-- BEGIN --

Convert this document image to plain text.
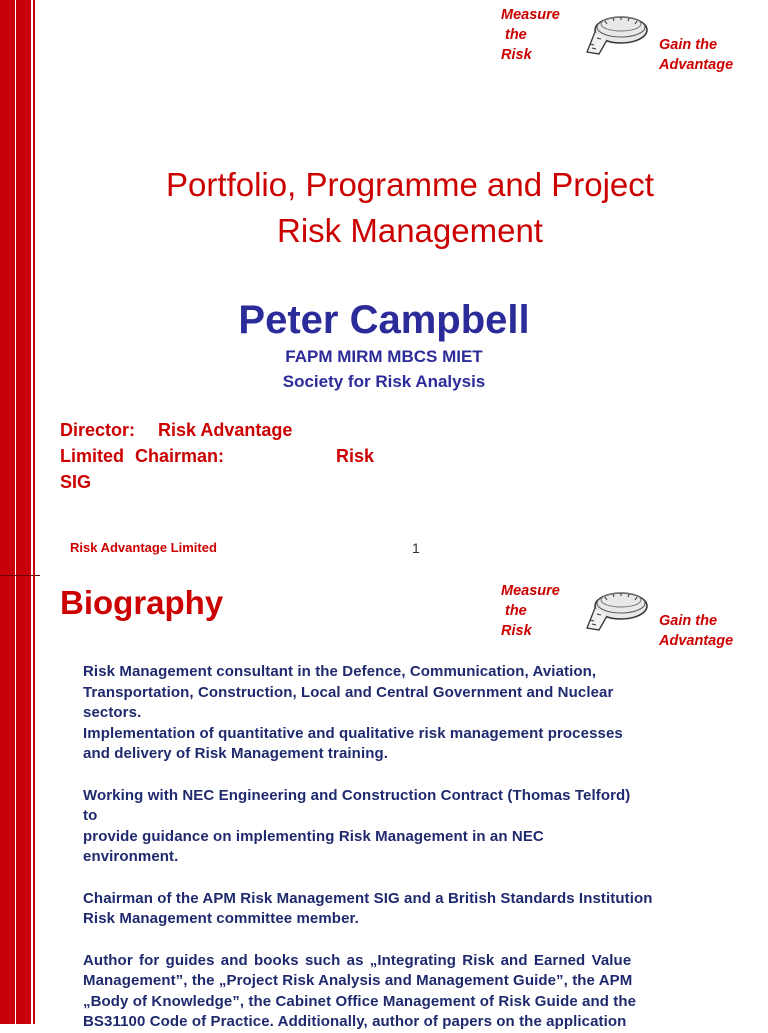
Measure
the
Risk
Gain the
Advantage
Portfolio, Programme and Project
Risk Management
Peter Campbell
FAPM MIRM MBCS MIET
Society for Risk Analysis
Director: Risk Advantage
Limited Chairman:	Risk
SIG
Risk Advantage Limited	1
Biography	Measure
the
Risk
Gain the
Advantage

Risk Management consultant in the Defence, Communication, Aviation,

Transportation, Construction, Local and Central Government and Nuclear

sectors.

Implementation of quantitative and qualitative risk management processes

and delivery of Risk Management training.

Working with NEC Engineering and Construction Contract (Thomas Telford)

to

provide guidance on implementing Risk Management in an NEC

environment.

Chairman of the APM Risk Management SIG and a British Standards Institution

Risk Management committee member.

Author for guides and books such as „Integrating Risk and Earned Value

Management”, the „Project Risk Analysis and Management Guide”, the APM

„Body of Knowledge”, the Cabinet Office Management of Risk Guide and the

BS31100 Code of Practice. Additionally, author of papers on the application
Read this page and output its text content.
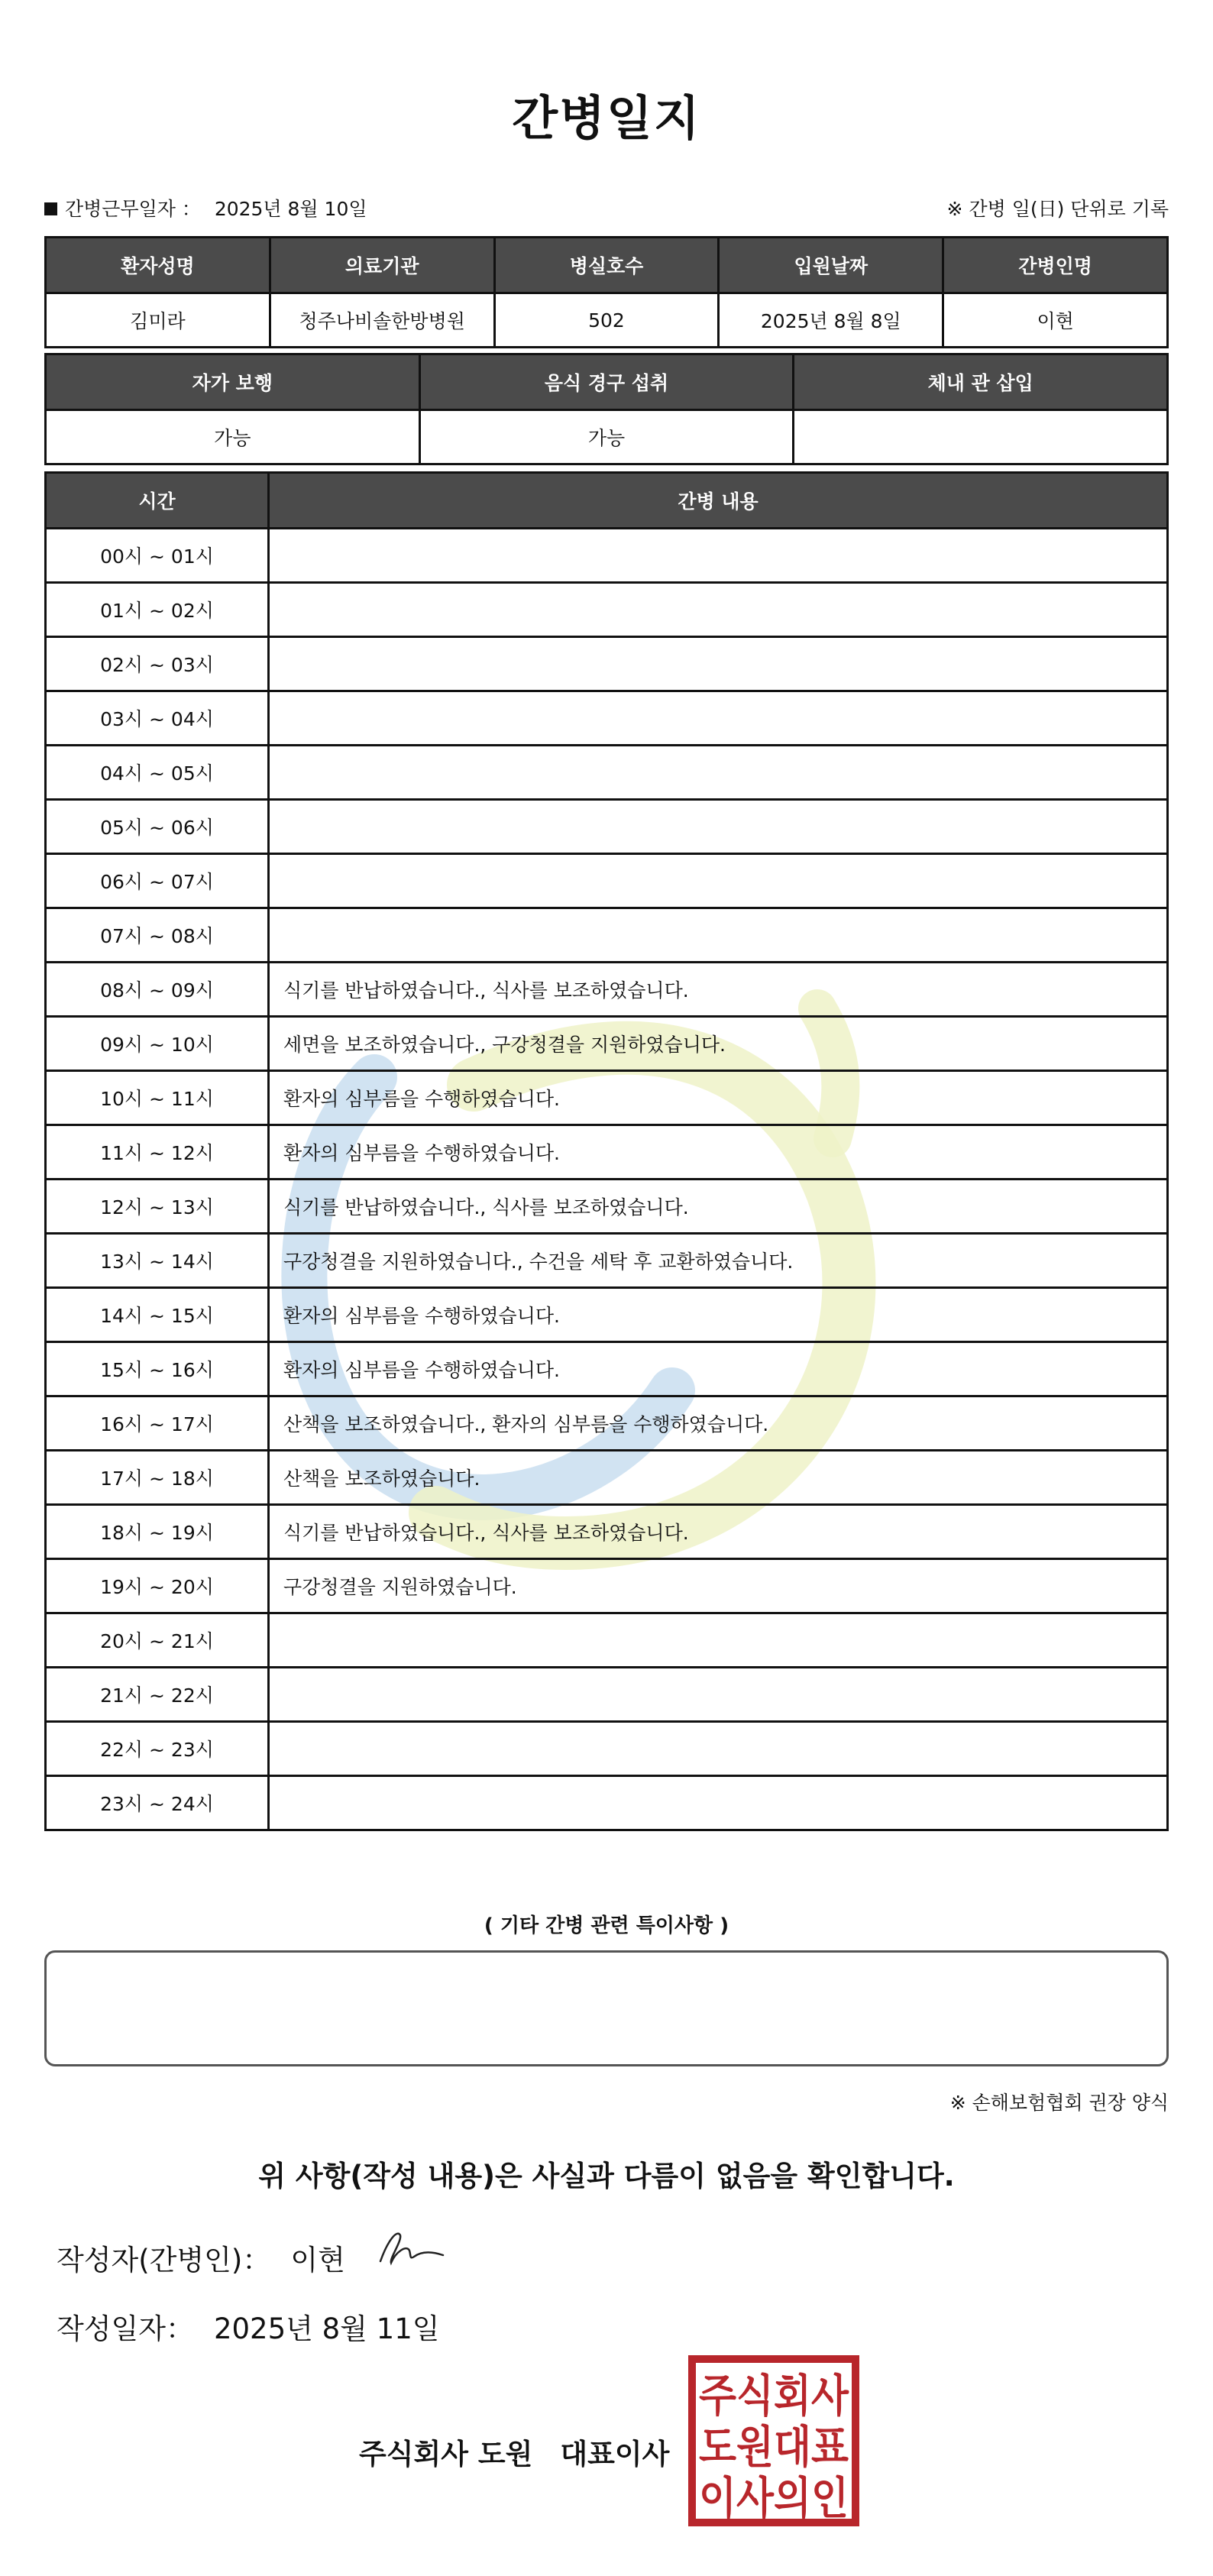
간병일지
간병근무일자 ： 2025년 8월 10일	※ 간병 일(日) 단위로 기록
환자성명	의료기관	병실호수	입원날짜	간병인명
김미라	청주나비솔한방병원	502	2025년 8월 8일	이현
자가 보행	음식 경구 섭취	체내 관 삽입
가능	가능	
시간	간병 내용
00시 ~ 01시	
01시 ~ 02시	
02시 ~ 03시	
03시 ~ 04시	
04시 ~ 05시	
05시 ~ 06시	
06시 ~ 07시	
07시 ~ 08시	
08시 ~ 09시	식기를 반납하였습니다., 식사를 보조하였습니다.
09시 ~ 10시	세면을 보조하였습니다., 구강청결을 지원하였습니다.
10시 ~ 11시	환자의 심부름을 수행하였습니다.
11시 ~ 12시	환자의 심부름을 수행하였습니다.
12시 ~ 13시	식기를 반납하였습니다., 식사를 보조하였습니다.
13시 ~ 14시	구강청결을 지원하였습니다., 수건을 세탁 후 교환하였습니다.
14시 ~ 15시	환자의 심부름을 수행하였습니다.
15시 ~ 16시	환자의 심부름을 수행하였습니다.
16시 ~ 17시	산책을 보조하였습니다., 환자의 심부름을 수행하였습니다.
17시 ~ 18시	산책을 보조하였습니다.
18시 ~ 19시	식기를 반납하였습니다., 식사를 보조하였습니다.
19시 ~ 20시	구강청결을 지원하였습니다.
20시 ~ 21시	
21시 ~ 22시	
22시 ~ 23시	
23시 ~ 24시	
( 기타 간병 관련 특이사항 )
※ 손해보험협회 권장 양식
위 사항(작성 내용)은 사실과 다름이 없음을 확인합니다.
작성자(간병인)： 이현
작성일자： 2025년 8월 11일
주식회사 도원 대표이사
주식회사
도원대표
이사의인
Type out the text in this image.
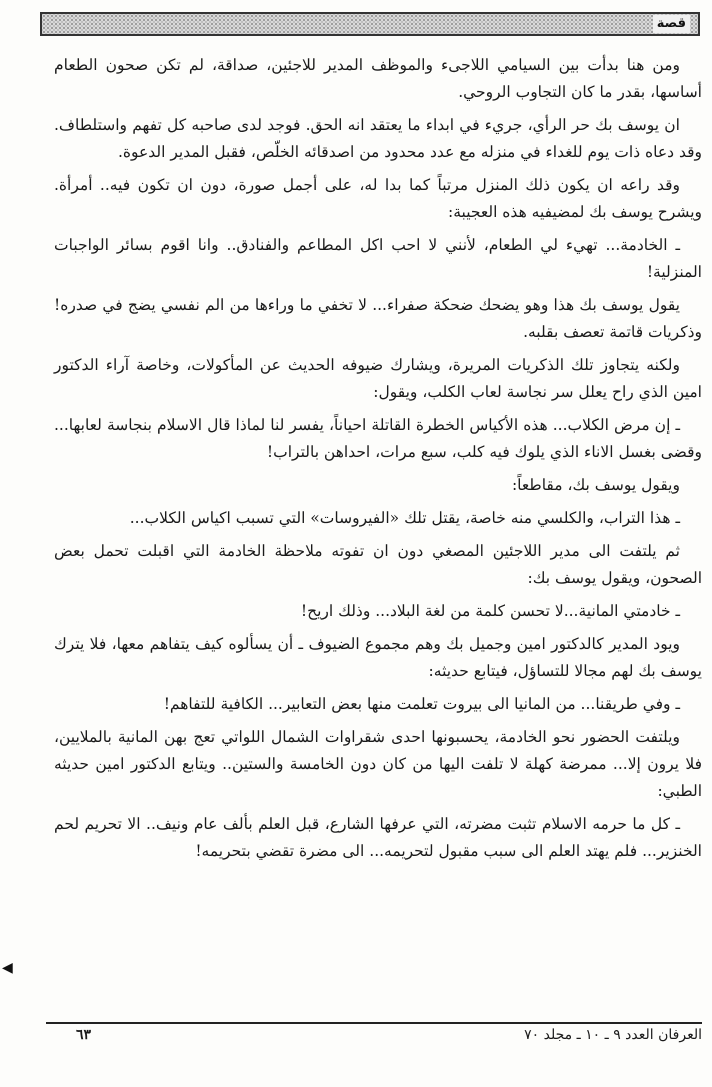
قصة

ومن هنا بدأت بين السيامي اللاجىء والموظف المدير للاجئين، صداقة، لم تكن صحون الطعام أساسها، بقدر ما كان التجاوب الروحي.

ان يوسف بك حر الرأي، جريء في ابداء ما يعتقد انه الحق. فوجد لدى صاحبه كل تفهم واستلطاف. وقد دعاه ذات يوم للغداء في منزله مع عدد محدود من اصدقائه الخلّص، فقبل المدير الدعوة.

وقد راعه ان يكون ذلك المنزل مرتباً كما بدا له، على أجمل صورة، دون ان تكون فيه.. أمرأة. ويشرح يوسف بك لمضيفيه هذه العجيبة:

ـ الخادمة... تهيء لي الطعام، لأنني لا احب اكل المطاعم والفنادق.. وانا اقوم بسائر الواجبات المنزلية!

يقول يوسف بك هذا وهو يضحك ضحكة صفراء... لا تخفي ما وراءها من الم نفسي يضج في صدره! وذكريات قاتمة تعصف بقلبه.

ولكنه يتجاوز تلك الذكريات المريرة، ويشارك ضيوفه الحديث عن المأكولات، وخاصة آراء الدكتور امين الذي راح يعلل سر نجاسة لعاب الكلب، ويقول:

ـ إن مرض الكلاب... هذه الأكياس الخطرة القاتلة احياناً، يفسر لنا لماذا قال الاسلام بنجاسة لعابها... وقضى بغسل الاناء الذي يلوك فيه كلب، سبع مرات، احداهن بالتراب!

ويقول يوسف بك، مقاطعاً:

ـ هذا التراب، والكلسي منه خاصة، يقتل تلك «الفيروسات» التي تسبب اكياس الكلاب...

ثم يلتفت الى مدير اللاجئين المصغي دون ان تفوته ملاحظة الخادمة التي اقبلت تحمل بعض الصحون، ويقول يوسف بك:

ـ خادمتي المانية...لا تحسن كلمة من لغة البلاد... وذلك اريح!

ويود المدير كالدكتور امين وجميل بك وهم مجموع الضيوف ـ أن يسألوه كيف يتفاهم معها، فلا يترك يوسف بك لهم مجالا للتساؤل، فيتابع حديثه:

ـ وفي طريقنا... من المانيا الى بيروت تعلمت منها بعض التعابير... الكافية للتفاهم!

ويلتفت الحضور نحو الخادمة، يحسبونها احدى شقراوات الشمال اللواتي تعج بهن المانية بالملايين، فلا يرون إلا... ممرضة كهلة لا تلفت اليها من كان دون الخامسة والستين.. ويتابع الدكتور امين حديثه الطبي:

ـ كل ما حرمه الاسلام تثبت مضرته، التي عرفها الشارع، قبل العلم بألف عام ونيف.. الا تحريم لحم الخنزير... فلم يهتد العلم الى سبب مقبول لتحريمه... الى مضرة تقضي بتحريمه!

◀
العرفان العدد ٩ ـ ١٠ ـ مجلد ٧٠
٦٣
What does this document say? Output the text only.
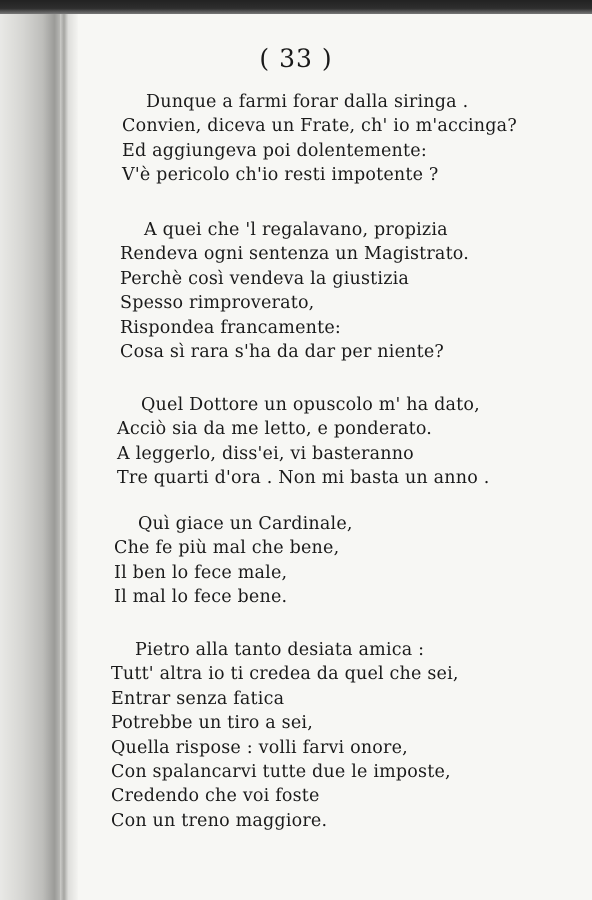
( 33 )
Dunque a farmi forar dalla siringa .
Convien, diceva un Frate, ch' io m'accinga?
Ed aggiungeva poi dolentemente:
V'è pericolo ch'io resti impotente ?
A quei che 'l regalavano, propizia
Rendeva ogni sentenza un Magistrato.
Perchè così vendeva la giustizia
Spesso rimproverato,
Rispondea francamente:
Cosa sì rara s'ha da dar per niente?
Quel Dottore un opuscolo m' ha dato,
Acciò sia da me letto, e ponderato.
A leggerlo, diss'ei, vi basteranno
Tre quarti d'ora . Non mi basta un anno .
Quì giace un Cardinale,
Che fe più mal che bene,
Il ben lo fece male,
Il mal lo fece bene.
Pietro alla tanto desiata amica :
Tutt' altra io ti credea da quel che sei,
Entrar senza fatica
Potrebbe un tiro a sei,
Quella rispose : volli farvi onore,
Con spalancarvi tutte due le imposte,
Credendo che voi foste
Con un treno maggiore.
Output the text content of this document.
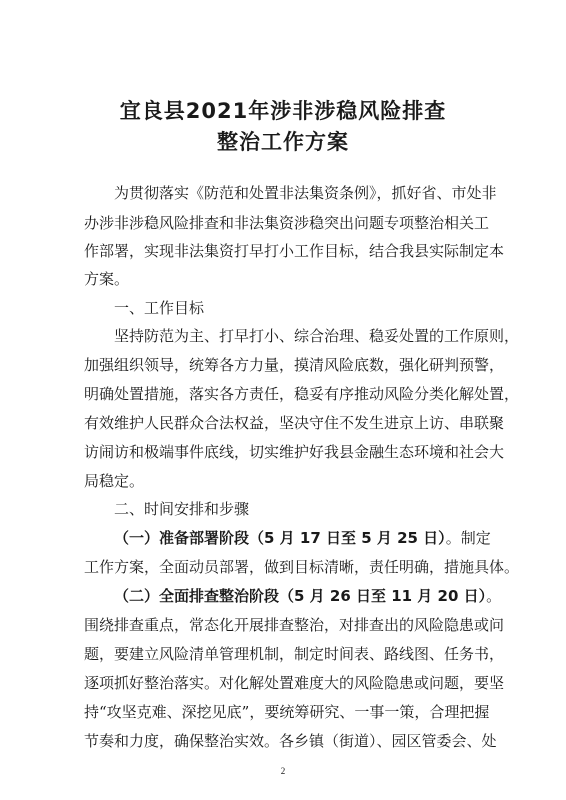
宜良县2021年涉非涉稳风险排查
整治工作方案

为贯彻落实《防范和处置非法集资条例》，抓好省、市处非

办涉非涉稳风险排查和非法集资涉稳突出问题专项整治相关工

作部署，实现非法集资打早打小工作目标，结合我县实际制定本

方案。

一、工作目标

坚持防范为主、打早打小、综合治理、稳妥处置的工作原则，

加强组织领导，统筹各方力量，摸清风险底数，强化研判预警，

明确处置措施，落实各方责任，稳妥有序推动风险分类化解处置，

有效维护人民群众合法权益，坚决守住不发生进京上访、串联聚

访闹访和极端事件底线，切实维护好我县金融生态环境和社会大

局稳定。

二、时间安排和步骤

（一）准备部署阶段（5 月 17 日至 5 月 25 日）。制定

工作方案，全面动员部署，做到目标清晰，责任明确，措施具体。

（二）全面排查整治阶段（5 月 26 日至 11 月 20 日）。

围绕排查重点，常态化开展排查整治，对排查出的风险隐患或问

题，要建立风险清单管理机制，制定时间表、路线图、任务书，

逐项抓好整治落实。对化解处置难度大的风险隐患或问题，要坚

持“攻坚克难、深挖见底”，要统筹研究、一事一策，合理把握

节奏和力度，确保整治实效。各乡镇（街道）、园区管委会、处

2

-- END --

EXERCISE AIM: Extract, word for word, every line from the one holding "Output the text content of this document." through the closing line of the data above. Do not include any pictures.

EXPECTED ANSWER:
Output the text content of this document.
宜良县2021年涉非涉稳风险排查
整治工作方案

为贯彻落实《防范和处置非法集资条例》，抓好省、市处非

办涉非涉稳风险排查和非法集资涉稳突出问题专项整治相关工

作部署，实现非法集资打早打小工作目标，结合我县实际制定本

方案。

一、工作目标

坚持防范为主、打早打小、综合治理、稳妥处置的工作原则，

加强组织领导，统筹各方力量，摸清风险底数，强化研判预警，

明确处置措施，落实各方责任，稳妥有序推动风险分类化解处置，

有效维护人民群众合法权益，坚决守住不发生进京上访、串联聚

访闹访和极端事件底线，切实维护好我县金融生态环境和社会大

局稳定。

二、时间安排和步骤

（一）准备部署阶段（5 月 17 日至 5 月 25 日）。制定

工作方案，全面动员部署，做到目标清晰，责任明确，措施具体。

（二）全面排查整治阶段（5 月 26 日至 11 月 20 日）。

围绕排查重点，常态化开展排查整治，对排查出的风险隐患或问

题，要建立风险清单管理机制，制定时间表、路线图、任务书，

逐项抓好整治落实。对化解处置难度大的风险隐患或问题，要坚

持“攻坚克难、深挖见底”，要统筹研究、一事一策，合理把握

节奏和力度，确保整治实效。各乡镇（街道）、园区管委会、处

2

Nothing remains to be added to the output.